Selected text
□ □ □ □ □ □ □

“Well you look healthy, are you sure you’re sick?”
“I mean, it could be worse…”
“You’re just being lazy, you should honestly get out more.”
“You look awful.”
“You’re probably sleeping too much!”
“Get well soon!”
Have you heard any of these before? How do you feel after hearing them?
The people that you may interact with on a daily basis may not understand chronic illness and its affect on someone. Your co-workers, friends, family, and even strangers that you come across with may leave you feeling upset, confused, and often angry.
These are some tips on how to deal with people’s reactions to your chronic illness.
Decide how you want to react.
Every person with a chronic illness often faces these types of ignorant remarks, and for each one you need to decide how you want to react.
Do you want to confront them about the issue? Ignore what they are saying? Educate them? Of course, this depends on the situation you are in.
Whatever choice you make when having to deal with someone’s reaction is entirely up to you.
Know that most of the time it comes from a good place.
When it comes to health, everyone has an opinion. These opinions usually come from a good place especially when it’s from a friend or family member.
Their first reaction to your chronic illness is likely to be along the lines of “How can I make this better”? However, without real medical experience, their suggestions tend to be less than useful, and it is frustrating to hear the same suggestions over and over again.
Remember, some people who aren’t familiar with a chronic condition may just not know what to say, and may feel uncomfortable. Unless they are downright being vicious or rude, keep in mind that many comments from friends and family are coming from a place of caring and worrying about you.
Help them understand how you feel.
When a family member or friend says something like, “You need to get out of bed – stop being lazy,” this can be terribly damaging to someone who suffers from chronic illness.

□ □ □ □ □ □ □

Using the information
• a. In the text on chronic illness, where do people's opinions about health usually come from, especially when they come from a friend or family member?
• b. Update the chronic illness text between "Do you want" and "or family member.", inclusive, with "confront" replaced by "challenge".
• c. Take the piece on reactions to chronic illness further, picking up from its last sentence.

(Items from a data source)
□ □ □ □ □ □ □

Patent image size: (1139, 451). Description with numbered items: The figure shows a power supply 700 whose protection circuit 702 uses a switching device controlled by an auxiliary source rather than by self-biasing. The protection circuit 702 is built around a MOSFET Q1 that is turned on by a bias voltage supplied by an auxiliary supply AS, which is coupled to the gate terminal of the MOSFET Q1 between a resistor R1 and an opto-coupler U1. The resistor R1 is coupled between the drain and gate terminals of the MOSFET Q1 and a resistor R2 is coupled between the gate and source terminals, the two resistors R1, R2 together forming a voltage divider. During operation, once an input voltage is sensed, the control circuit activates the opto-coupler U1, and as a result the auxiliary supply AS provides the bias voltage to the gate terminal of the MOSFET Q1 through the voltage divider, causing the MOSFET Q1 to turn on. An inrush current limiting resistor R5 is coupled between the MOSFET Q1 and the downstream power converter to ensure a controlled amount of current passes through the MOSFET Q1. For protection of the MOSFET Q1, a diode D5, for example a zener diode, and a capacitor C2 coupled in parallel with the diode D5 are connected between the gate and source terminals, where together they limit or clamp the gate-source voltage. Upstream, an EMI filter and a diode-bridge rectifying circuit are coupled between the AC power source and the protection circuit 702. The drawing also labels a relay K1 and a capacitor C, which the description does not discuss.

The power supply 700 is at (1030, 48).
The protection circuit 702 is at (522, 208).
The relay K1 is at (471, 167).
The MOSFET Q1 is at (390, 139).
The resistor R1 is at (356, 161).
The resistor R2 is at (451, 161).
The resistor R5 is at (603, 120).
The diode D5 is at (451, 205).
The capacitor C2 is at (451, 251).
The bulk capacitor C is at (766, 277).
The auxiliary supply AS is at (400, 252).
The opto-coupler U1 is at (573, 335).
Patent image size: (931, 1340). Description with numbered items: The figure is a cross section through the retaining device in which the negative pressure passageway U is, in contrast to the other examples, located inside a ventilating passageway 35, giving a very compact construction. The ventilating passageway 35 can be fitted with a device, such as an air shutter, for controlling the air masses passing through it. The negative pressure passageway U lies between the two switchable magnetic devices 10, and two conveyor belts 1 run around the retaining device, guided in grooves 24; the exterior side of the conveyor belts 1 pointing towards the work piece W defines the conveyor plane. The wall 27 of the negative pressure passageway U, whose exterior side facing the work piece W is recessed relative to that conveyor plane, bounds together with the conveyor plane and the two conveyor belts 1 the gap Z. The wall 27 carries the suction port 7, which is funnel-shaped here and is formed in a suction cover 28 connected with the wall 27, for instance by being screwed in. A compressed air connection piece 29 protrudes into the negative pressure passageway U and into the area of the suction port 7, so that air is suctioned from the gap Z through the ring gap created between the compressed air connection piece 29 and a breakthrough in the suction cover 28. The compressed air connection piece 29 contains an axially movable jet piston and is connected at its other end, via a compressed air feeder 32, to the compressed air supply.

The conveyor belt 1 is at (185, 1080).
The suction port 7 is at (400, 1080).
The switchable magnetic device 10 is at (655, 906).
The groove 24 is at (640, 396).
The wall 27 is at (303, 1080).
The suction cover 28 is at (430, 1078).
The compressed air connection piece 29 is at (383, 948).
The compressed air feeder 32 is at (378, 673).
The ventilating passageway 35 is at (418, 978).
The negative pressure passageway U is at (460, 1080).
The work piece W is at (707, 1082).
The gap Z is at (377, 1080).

□ □ □ □ □ □ □

Answers
• a. They usually come from a good place.

• b.
Do you want to challenge them about the issue? Ignore what they are saying? Educate them? Of course, this depends on the situation you are in.
Whatever choice you make when having to deal with someone’s reaction is entirely up to you.
Know that most of the time it comes from a good place.
When it comes to health, everyone has an opinion. These opinions usually come from a good place especially when it’s from a friend or family member.

• c.
Comments like these put you in a position where you may start questioning your own illness – “Am I really sick?” “Did I make all of this up in my head?” It is so difficult to come to terms with the fact that your illness is chronic and it is even harder when people who mean well say things that just remind you of that.
It will be hard, but do not take these comments too heart. Try to explain what you are feeling or educate them on your illness. If they have no interest in learning more or being more compassionate, then that is their problem – not yours!
If you decide to confront the issue or individual, inform them that there are other ways they can help you. There is always a better way to get involved and be supportive, especially when referring to people who are close to you.
Mention to them that one of the best ways they can help you is by joining the cause for awareness, and to get the word out about chronic illnesses. They can do this by attending an event, a walk, fundraiser, sharing posts with information, etc.
No matter how thoughtless, degrading, and insincere someone is about your chronic illness, know that there are others who support, love and understand what you are going through. You have the power to control the situation and decide how you want to confront someone (or if you even want to confront someone). Whatever decision you make is entirely up to YOU!